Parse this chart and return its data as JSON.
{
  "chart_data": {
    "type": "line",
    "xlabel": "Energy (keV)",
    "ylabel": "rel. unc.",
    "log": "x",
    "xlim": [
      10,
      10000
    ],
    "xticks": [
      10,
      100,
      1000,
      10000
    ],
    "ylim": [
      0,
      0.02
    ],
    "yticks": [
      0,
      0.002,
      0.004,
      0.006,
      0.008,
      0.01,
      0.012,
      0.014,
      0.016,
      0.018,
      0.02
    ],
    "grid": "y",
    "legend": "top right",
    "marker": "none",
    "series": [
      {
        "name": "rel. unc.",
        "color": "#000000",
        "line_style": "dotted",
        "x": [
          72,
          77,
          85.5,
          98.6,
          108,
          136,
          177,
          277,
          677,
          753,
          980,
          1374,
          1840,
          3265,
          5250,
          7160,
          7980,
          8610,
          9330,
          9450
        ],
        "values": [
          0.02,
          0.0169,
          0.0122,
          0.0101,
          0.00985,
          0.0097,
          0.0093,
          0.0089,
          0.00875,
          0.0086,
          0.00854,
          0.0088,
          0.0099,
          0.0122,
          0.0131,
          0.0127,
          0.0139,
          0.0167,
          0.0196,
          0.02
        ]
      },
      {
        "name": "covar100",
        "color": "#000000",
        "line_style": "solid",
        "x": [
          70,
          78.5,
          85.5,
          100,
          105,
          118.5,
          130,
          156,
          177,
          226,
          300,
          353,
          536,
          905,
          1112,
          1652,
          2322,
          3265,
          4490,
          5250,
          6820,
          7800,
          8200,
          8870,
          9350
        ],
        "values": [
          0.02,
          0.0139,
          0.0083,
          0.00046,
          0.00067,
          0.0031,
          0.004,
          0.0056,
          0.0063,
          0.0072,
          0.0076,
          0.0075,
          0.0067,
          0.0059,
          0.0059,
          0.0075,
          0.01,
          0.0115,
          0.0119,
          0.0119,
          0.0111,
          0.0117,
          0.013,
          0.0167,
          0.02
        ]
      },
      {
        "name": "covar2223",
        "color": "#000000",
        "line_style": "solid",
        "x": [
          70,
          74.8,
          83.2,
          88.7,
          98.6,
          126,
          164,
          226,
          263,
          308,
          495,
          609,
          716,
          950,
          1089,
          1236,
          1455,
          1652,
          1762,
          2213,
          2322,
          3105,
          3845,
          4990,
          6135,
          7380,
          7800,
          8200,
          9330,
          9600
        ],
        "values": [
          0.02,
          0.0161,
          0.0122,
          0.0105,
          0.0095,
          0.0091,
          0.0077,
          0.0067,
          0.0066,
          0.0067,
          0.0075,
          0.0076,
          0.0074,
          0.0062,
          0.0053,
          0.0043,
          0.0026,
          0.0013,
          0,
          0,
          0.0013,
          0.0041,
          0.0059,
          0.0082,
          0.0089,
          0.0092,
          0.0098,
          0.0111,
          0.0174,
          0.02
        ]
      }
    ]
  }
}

=-=-=-=-=

* _What is required_: The records above must be repeated exactly, every one of them.

* _Reply to the exercise_:
Parse this chart and return its data as JSON.
{
  "chart_data": {
    "type": "line",
    "xlabel": "Energy (keV)",
    "ylabel": "rel. unc.",
    "log": "x",
    "xlim": [
      10,
      10000
    ],
    "xticks": [
      10,
      100,
      1000,
      10000
    ],
    "ylim": [
      0,
      0.02
    ],
    "yticks": [
      0,
      0.002,
      0.004,
      0.006,
      0.008,
      0.01,
      0.012,
      0.014,
      0.016,
      0.018,
      0.02
    ],
    "grid": "y",
    "legend": "top right",
    "marker": "none",
    "series": [
      {
        "name": "rel. unc.",
        "color": "#000000",
        "line_style": "dotted",
        "x": [
          72,
          77,
          85.5,
          98.6,
          108,
          136,
          177,
          277,
          677,
          753,
          980,
          1374,
          1840,
          3265,
          5250,
          7160,
          7980,
          8610,
          9330,
          9450
        ],
        "values": [
          0.02,
          0.0169,
          0.0122,
          0.0101,
          0.00985,
          0.0097,
          0.0093,
          0.0089,
          0.00875,
          0.0086,
          0.00854,
          0.0088,
          0.0099,
          0.0122,
          0.0131,
          0.0127,
          0.0139,
          0.0167,
          0.0196,
          0.02
        ]
      },
      {
        "name": "covar100",
        "color": "#000000",
        "line_style": "solid",
        "x": [
          70,
          78.5,
          85.5,
          100,
          105,
          118.5,
          130,
          156,
          177,
          226,
          300,
          353,
          536,
          905,
          1112,
          1652,
          2322,
          3265,
          4490,
          5250,
          6820,
          7800,
          8200,
          8870,
          9350
        ],
        "values": [
          0.02,
          0.0139,
          0.0083,
          0.00046,
          0.00067,
          0.0031,
          0.004,
          0.0056,
          0.0063,
          0.0072,
          0.0076,
          0.0075,
          0.0067,
          0.0059,
          0.0059,
          0.0075,
          0.01,
          0.0115,
          0.0119,
          0.0119,
          0.0111,
          0.0117,
          0.013,
          0.0167,
          0.02
        ]
      },
      {
        "name": "covar2223",
        "color": "#000000",
        "line_style": "solid",
        "x": [
          70,
          74.8,
          83.2,
          88.7,
          98.6,
          126,
          164,
          226,
          263,
          308,
          495,
          609,
          716,
          950,
          1089,
          1236,
          1455,
          1652,
          1762,
          2213,
          2322,
          3105,
          3845,
          4990,
          6135,
          7380,
          7800,
          8200,
          9330,
          9600
        ],
        "values": [
          0.02,
          0.0161,
          0.0122,
          0.0105,
          0.0095,
          0.0091,
          0.0077,
          0.0067,
          0.0066,
          0.0067,
          0.0075,
          0.0076,
          0.0074,
          0.0062,
          0.0053,
          0.0043,
          0.0026,
          0.0013,
          0,
          0,
          0.0013,
          0.0041,
          0.0059,
          0.0082,
          0.0089,
          0.0092,
          0.0098,
          0.0111,
          0.0174,
          0.02
        ]
      }
    ]
  }
}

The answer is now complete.